Set exercise –
Edit the part of the entries that opens with the line containing "legend-tick-label: 28 <box>736" and closes with the line containing "station-dot <box>317 449 325 457</box>", replacing "station-dot" with "station-marker" and keeping everything else unchanged. Give back only those lines.

Spatial annotation entries –
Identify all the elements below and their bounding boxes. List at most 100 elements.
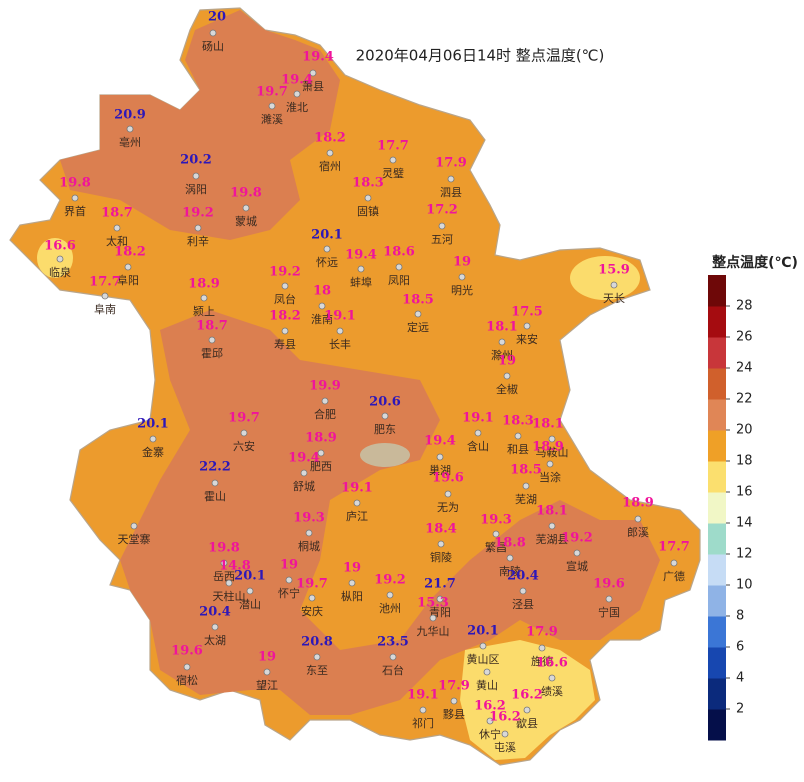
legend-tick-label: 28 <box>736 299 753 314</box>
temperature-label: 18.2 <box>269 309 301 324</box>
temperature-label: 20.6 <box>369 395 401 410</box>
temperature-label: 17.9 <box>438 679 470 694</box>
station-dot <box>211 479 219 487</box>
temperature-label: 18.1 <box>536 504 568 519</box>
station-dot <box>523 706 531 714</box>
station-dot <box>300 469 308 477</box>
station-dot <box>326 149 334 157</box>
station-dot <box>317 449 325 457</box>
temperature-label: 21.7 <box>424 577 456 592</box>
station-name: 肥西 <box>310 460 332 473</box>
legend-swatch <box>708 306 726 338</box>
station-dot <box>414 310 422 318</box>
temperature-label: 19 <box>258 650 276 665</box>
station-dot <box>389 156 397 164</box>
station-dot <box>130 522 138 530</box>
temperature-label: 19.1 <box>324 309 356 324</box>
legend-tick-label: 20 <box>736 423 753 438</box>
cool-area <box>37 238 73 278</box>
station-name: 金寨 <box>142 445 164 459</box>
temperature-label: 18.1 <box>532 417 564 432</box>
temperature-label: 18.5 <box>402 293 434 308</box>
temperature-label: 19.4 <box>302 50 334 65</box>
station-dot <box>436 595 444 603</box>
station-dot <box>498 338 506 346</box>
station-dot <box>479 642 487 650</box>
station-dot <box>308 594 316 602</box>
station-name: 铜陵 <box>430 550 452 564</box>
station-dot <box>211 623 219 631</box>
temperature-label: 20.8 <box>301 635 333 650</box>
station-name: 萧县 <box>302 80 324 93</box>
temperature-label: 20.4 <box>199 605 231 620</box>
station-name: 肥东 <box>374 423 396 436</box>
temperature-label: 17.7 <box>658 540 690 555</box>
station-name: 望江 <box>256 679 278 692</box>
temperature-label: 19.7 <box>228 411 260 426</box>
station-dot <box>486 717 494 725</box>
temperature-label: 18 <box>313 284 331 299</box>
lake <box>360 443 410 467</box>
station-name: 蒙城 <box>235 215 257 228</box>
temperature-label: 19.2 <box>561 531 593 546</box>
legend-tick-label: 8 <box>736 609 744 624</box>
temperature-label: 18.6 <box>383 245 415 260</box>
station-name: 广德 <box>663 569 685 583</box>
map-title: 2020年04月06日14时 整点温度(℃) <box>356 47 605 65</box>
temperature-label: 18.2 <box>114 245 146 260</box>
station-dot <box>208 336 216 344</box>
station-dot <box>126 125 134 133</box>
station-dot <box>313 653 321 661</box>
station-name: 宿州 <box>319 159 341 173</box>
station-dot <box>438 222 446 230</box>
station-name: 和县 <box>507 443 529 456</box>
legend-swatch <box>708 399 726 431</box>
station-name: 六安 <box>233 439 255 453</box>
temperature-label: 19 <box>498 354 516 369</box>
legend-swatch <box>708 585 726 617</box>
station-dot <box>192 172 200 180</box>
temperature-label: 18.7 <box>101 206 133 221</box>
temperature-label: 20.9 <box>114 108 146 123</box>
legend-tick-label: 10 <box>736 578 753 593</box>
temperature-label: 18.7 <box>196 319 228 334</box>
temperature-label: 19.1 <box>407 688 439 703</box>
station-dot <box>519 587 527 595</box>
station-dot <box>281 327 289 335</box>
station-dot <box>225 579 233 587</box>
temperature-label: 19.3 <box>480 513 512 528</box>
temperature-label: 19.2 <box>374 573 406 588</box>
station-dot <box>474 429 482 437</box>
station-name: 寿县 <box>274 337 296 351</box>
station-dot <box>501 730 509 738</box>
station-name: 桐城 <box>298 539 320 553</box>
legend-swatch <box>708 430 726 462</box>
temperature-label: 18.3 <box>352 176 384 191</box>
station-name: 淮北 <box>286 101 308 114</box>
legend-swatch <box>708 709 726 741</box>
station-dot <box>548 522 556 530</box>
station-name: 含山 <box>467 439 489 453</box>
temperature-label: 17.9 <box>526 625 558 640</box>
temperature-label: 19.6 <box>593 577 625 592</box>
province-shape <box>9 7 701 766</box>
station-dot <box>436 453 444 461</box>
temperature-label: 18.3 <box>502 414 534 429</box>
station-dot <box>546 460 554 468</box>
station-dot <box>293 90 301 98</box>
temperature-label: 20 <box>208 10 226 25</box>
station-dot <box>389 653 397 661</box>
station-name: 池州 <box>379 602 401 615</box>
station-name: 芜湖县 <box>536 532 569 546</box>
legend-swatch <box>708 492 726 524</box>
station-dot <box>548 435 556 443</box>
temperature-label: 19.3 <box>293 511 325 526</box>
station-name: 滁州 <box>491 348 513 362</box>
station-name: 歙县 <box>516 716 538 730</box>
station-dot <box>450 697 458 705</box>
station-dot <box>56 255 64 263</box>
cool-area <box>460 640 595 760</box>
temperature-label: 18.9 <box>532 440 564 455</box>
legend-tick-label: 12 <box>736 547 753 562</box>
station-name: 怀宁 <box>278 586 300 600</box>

...

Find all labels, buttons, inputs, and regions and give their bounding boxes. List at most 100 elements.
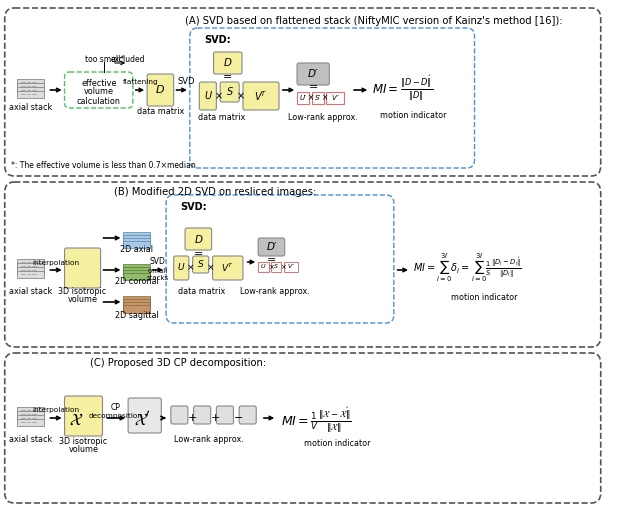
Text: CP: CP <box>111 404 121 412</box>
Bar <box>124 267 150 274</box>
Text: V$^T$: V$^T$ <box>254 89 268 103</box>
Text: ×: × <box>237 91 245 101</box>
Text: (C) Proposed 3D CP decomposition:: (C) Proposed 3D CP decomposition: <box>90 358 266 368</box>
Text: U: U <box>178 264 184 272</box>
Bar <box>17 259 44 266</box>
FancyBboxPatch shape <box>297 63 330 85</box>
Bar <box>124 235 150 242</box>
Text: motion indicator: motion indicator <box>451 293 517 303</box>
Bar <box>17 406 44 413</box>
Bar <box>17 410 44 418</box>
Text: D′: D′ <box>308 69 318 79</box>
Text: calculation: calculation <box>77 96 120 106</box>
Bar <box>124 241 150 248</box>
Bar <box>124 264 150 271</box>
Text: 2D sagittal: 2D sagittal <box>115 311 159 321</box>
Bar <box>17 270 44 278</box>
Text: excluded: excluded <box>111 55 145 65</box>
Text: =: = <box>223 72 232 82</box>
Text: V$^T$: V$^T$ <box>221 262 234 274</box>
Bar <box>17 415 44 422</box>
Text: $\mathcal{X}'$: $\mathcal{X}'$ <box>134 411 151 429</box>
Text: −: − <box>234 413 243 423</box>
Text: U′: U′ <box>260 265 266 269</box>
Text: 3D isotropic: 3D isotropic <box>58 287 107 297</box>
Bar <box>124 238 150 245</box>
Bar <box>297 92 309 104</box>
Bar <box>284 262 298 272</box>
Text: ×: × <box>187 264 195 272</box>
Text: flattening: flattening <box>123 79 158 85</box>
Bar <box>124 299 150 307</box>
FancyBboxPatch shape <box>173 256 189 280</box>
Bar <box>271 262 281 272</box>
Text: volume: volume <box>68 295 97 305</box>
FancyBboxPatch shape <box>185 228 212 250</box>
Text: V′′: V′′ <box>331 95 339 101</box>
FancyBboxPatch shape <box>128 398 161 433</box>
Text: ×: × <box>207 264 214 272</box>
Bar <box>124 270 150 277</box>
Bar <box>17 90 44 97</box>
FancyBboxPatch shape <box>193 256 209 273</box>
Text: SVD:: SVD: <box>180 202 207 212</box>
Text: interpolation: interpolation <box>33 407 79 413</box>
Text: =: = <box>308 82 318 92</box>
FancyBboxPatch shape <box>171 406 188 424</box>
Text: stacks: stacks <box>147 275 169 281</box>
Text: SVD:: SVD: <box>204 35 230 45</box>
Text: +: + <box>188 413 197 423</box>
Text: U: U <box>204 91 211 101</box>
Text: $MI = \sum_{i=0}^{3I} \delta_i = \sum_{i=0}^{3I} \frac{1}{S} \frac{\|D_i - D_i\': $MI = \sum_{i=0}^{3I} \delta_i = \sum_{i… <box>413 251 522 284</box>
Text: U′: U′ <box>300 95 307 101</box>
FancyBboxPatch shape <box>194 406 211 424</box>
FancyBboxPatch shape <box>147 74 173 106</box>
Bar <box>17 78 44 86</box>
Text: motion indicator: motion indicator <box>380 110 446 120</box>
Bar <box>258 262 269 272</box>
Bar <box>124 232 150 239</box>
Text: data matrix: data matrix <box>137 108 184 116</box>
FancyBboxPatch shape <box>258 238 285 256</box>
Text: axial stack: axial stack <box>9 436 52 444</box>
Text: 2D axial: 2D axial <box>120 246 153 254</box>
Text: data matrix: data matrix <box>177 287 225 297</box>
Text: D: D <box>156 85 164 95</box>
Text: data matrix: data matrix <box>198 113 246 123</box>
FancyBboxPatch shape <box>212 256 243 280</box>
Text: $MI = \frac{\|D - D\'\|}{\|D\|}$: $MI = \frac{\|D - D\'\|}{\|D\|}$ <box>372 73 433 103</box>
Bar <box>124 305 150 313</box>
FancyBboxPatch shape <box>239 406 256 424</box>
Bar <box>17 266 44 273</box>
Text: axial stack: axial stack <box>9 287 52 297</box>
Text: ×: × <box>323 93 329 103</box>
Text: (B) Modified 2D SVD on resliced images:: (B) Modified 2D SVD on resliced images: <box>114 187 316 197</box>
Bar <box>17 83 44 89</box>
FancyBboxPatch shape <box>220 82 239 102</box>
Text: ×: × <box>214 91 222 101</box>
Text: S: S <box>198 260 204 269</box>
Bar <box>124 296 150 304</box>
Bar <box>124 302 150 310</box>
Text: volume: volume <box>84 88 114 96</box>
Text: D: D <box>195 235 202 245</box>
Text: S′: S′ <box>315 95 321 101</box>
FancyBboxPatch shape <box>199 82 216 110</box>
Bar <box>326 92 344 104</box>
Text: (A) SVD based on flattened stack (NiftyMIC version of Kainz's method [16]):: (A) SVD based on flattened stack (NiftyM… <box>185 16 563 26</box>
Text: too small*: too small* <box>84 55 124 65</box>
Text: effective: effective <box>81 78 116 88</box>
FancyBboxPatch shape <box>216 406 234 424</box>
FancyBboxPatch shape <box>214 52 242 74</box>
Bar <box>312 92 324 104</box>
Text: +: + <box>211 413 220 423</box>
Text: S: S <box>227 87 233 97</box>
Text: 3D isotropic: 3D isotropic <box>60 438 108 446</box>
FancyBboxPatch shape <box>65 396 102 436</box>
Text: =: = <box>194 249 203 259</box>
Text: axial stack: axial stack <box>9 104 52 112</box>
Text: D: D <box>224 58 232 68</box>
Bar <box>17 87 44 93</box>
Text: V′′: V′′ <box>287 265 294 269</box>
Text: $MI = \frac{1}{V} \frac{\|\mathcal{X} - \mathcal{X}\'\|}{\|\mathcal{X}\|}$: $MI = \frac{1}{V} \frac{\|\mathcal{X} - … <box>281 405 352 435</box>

Solution for this problem –
legend-tick-label: 28 <box>736 299 753 314</box>
temperature-label: 18.2 <box>269 309 301 324</box>
temperature-label: 20.6 <box>369 395 401 410</box>
temperature-label: 17.9 <box>438 679 470 694</box>
station-marker <box>211 479 219 487</box>
temperature-label: 18.1 <box>536 504 568 519</box>
station-marker <box>523 706 531 714</box>
station-marker <box>300 469 308 477</box>
station-marker <box>326 149 334 157</box>
station-marker <box>317 449 325 457</box>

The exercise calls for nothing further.